FEATURED EXPERIENCE NO. 09

Shop At The Humboldt University Book Sale

Berlin’s Labour Of Literary Love

Although the term ‘genocide’ – used to refer to the deliberate killing of a large number of people from a particular nation or ethnic group with the aim of destroying that nation or group – it has only been part of common parlance since 1944. One year before the end of the Second World War, lawyer Raphael Lemkin coined the term genocide as a hybrid combination of the Ancient Greek word γένος (génos) meaning ‘race or people’ and the Latin caedere, ‘to kill’.

He was at that time describing the murderous Nazi policies in the occupied territories, in his book ‘Axis Rule in Occupied Europe’. The term would later be utilised by the United Nations when defining the crime of genocide under international law in the Genocide Convention, ensuring its adoption by the international community in preference to terms in other languages that predated Lemkin’s neologism – including the German term Völkermord ( ’murder of a people’) and the Polish ludobójstwo (‘killing of a people or nation’).

Less known is Lemkin’s use of the term, Cultural Genocide, to refer to the eradication and destruction of cultural artifacts, such as books, artworks, monuments, and structures. Cultural genocide may also involve forced assimilation, as well as the suppression of a language or cultural activities that do not conform to the destroyer’s notion of what is appropriate.

Among the Nazi crimes, for example, against the Polish nation was a campaign of cultural genocide that included the burning of millions of books, resulting in the destruction of an estimated 80% of all school libraries, and three-quarters of all scientific libraries in the country.

The removal of heritage and eradication of identity are at the heart of the concept of Lemkin’s proposed understanding of ‘cultural genocide’. And while this may not involve the physical eradication of a people, it is through the suppression of identity and cultural heritage that the individual and their character is also destroyed.
Humboldt University
Humboldt University
In the case of National Socialism, it was a cultural genocide that preceded the very real genocides that would follow. Groundwork laid for the industrial killing processes where exclusion and expulsion developed into extermination.

Here at the current Bebelplatz (formerly Opern Platz/Franz-Josef-Platz) one of the earliest and most visible examples of that movement towards cultural genocide took place in Nazi Germany.

On May 10th 1933, around 40,000 people gathered to hear Nazi Propaganda Minister condemn the works of ‘intellectual filth’ and the ‘Jewish asphalt literati’ to the flames of an immense bonfire. “No to decadence and moral corruption!” Goebbels enjoined the crowd. “Yes to decency and morality in family and state!”

Erich Kästner, author of the popular childrens story ‘Emil and the Detectives’, was one of the only writers to witness his books being burned in Berlin on May 10th 1933. He would be declared “culturally Bolshevist” by the Nazi Party and denied membership in the new Nazi-controlled national writers’ guild.

_Problems and tasks_
(a) Reproduce the part of the cultural genocide text starting with "Erich Kästner, author" and going on through "national writers’ guild.".
(b) Which cultural artifacts does the cultural genocide text list as examples of what cultural genocide eradicates and destroys?
The rows aren't needed for any of this.

_Data records_
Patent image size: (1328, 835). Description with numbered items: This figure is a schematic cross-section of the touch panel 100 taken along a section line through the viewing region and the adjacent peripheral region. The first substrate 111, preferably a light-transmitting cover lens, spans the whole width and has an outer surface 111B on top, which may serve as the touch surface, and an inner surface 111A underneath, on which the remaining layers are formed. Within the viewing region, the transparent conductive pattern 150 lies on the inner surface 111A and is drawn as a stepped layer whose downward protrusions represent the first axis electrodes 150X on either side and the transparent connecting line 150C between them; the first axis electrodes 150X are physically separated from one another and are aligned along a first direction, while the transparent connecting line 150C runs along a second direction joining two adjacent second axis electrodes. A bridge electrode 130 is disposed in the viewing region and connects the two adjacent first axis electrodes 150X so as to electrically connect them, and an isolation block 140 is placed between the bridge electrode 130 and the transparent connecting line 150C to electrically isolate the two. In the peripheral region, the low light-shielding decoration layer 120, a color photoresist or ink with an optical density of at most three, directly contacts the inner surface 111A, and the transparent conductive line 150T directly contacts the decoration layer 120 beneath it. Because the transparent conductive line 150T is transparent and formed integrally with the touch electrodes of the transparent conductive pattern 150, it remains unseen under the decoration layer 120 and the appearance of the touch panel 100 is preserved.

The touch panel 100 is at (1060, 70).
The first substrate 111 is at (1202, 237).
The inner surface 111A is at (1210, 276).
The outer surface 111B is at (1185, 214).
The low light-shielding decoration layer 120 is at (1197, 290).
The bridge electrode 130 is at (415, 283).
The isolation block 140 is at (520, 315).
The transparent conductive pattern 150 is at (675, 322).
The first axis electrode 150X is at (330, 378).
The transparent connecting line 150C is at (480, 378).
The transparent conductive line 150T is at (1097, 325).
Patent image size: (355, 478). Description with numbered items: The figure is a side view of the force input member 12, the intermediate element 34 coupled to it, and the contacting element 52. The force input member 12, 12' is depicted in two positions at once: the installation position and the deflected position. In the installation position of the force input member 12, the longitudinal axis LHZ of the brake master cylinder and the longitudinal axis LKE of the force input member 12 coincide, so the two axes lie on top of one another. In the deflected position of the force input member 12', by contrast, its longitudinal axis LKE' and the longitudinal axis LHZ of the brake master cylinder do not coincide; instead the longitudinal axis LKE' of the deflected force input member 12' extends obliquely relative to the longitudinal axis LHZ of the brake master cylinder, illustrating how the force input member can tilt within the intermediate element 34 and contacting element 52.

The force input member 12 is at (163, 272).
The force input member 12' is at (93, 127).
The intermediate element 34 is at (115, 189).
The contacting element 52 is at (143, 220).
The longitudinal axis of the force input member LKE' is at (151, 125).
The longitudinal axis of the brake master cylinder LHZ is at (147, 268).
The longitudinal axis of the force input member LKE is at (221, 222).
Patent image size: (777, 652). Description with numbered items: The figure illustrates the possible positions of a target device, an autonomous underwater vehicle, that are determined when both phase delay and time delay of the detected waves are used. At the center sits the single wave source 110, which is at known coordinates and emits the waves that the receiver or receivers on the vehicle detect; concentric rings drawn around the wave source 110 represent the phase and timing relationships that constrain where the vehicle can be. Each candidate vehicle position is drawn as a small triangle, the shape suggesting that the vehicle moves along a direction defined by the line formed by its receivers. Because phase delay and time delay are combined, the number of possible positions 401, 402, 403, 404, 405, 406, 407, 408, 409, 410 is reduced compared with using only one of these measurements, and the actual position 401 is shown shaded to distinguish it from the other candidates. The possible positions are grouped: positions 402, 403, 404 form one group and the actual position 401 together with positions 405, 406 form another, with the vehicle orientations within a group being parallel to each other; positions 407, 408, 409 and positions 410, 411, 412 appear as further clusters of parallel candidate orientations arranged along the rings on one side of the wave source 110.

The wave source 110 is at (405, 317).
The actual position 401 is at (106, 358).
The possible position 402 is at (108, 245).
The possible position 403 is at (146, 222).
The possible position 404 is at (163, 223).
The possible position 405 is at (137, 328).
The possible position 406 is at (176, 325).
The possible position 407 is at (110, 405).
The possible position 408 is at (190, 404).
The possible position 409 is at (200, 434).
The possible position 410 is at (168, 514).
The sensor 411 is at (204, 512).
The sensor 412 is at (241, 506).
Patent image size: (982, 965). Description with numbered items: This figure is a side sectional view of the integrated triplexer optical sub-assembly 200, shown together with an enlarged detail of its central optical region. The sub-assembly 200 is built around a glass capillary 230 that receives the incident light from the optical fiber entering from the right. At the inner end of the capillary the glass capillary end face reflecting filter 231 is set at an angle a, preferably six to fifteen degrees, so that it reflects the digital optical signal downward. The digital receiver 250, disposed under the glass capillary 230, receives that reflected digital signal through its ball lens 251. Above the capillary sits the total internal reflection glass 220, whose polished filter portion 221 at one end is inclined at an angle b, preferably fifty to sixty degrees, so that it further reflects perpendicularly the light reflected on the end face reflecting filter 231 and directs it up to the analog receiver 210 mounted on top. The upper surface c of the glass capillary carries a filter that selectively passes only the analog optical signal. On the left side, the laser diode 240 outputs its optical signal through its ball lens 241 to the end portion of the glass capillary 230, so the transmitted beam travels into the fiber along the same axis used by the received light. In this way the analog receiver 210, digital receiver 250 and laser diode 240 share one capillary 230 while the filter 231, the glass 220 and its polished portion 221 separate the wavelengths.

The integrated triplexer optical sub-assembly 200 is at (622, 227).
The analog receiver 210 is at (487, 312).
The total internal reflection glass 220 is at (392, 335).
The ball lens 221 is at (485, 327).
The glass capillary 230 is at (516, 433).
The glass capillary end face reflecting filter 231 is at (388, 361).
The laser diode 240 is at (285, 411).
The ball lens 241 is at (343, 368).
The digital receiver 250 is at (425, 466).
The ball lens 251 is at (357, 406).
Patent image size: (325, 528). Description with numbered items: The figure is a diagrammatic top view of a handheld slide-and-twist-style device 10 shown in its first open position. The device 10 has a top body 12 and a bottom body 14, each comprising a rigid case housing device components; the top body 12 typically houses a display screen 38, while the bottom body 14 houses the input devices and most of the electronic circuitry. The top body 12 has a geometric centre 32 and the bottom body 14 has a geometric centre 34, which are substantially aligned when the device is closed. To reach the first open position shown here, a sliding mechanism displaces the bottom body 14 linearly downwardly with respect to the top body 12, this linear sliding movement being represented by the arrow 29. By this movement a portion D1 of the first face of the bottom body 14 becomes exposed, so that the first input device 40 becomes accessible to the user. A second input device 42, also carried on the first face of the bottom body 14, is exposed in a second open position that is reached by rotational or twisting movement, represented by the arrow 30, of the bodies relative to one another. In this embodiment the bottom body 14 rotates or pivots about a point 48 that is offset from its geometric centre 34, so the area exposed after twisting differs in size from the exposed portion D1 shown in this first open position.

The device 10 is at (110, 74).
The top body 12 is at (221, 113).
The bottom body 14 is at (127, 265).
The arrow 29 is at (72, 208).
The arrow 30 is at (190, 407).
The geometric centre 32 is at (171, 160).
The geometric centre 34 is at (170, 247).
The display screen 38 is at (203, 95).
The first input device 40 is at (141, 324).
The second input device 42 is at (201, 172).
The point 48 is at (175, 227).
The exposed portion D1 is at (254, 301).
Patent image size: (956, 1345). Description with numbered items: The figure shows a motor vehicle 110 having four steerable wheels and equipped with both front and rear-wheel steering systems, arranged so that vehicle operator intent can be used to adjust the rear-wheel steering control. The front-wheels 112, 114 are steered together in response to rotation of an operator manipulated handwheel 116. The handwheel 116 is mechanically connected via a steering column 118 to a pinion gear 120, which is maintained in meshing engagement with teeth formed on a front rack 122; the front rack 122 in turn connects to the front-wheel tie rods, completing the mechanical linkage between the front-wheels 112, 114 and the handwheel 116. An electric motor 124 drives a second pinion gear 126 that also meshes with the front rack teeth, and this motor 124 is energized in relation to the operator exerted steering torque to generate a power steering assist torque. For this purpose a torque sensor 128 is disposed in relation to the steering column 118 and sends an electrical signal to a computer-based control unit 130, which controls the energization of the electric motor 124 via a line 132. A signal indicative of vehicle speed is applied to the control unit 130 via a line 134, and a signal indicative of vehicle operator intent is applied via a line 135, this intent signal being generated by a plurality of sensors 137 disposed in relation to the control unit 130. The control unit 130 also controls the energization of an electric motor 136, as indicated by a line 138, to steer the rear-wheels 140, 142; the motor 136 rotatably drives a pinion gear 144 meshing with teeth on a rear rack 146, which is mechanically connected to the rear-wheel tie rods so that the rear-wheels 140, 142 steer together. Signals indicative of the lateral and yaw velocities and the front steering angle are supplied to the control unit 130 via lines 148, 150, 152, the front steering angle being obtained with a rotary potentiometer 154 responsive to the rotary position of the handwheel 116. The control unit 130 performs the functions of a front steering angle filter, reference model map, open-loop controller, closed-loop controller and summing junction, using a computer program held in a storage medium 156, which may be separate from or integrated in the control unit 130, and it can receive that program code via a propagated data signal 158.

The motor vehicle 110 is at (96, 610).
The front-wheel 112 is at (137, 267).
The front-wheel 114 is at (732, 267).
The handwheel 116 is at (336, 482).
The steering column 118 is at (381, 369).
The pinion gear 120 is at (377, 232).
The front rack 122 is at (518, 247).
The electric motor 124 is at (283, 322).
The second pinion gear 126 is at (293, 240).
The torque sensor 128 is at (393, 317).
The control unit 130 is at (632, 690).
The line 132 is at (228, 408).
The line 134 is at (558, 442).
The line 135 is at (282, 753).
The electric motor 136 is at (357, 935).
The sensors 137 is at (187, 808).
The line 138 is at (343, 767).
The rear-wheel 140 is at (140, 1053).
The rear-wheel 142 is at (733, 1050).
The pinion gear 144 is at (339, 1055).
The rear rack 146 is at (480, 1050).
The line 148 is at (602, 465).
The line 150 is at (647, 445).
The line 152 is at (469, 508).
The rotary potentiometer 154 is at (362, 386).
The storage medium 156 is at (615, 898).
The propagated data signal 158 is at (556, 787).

_Task answers_
(a)
Erich Kästner, author of the popular childrens story ‘Emil and the Detectives’, was one of the only writers to witness his books being burned in Berlin on May 10th 1933. He would be declared “culturally Bolshevist” by the Nazi Party and denied membership in the new Nazi-controlled national writers’ guild.

(b) Books, artworks, monuments, and structures.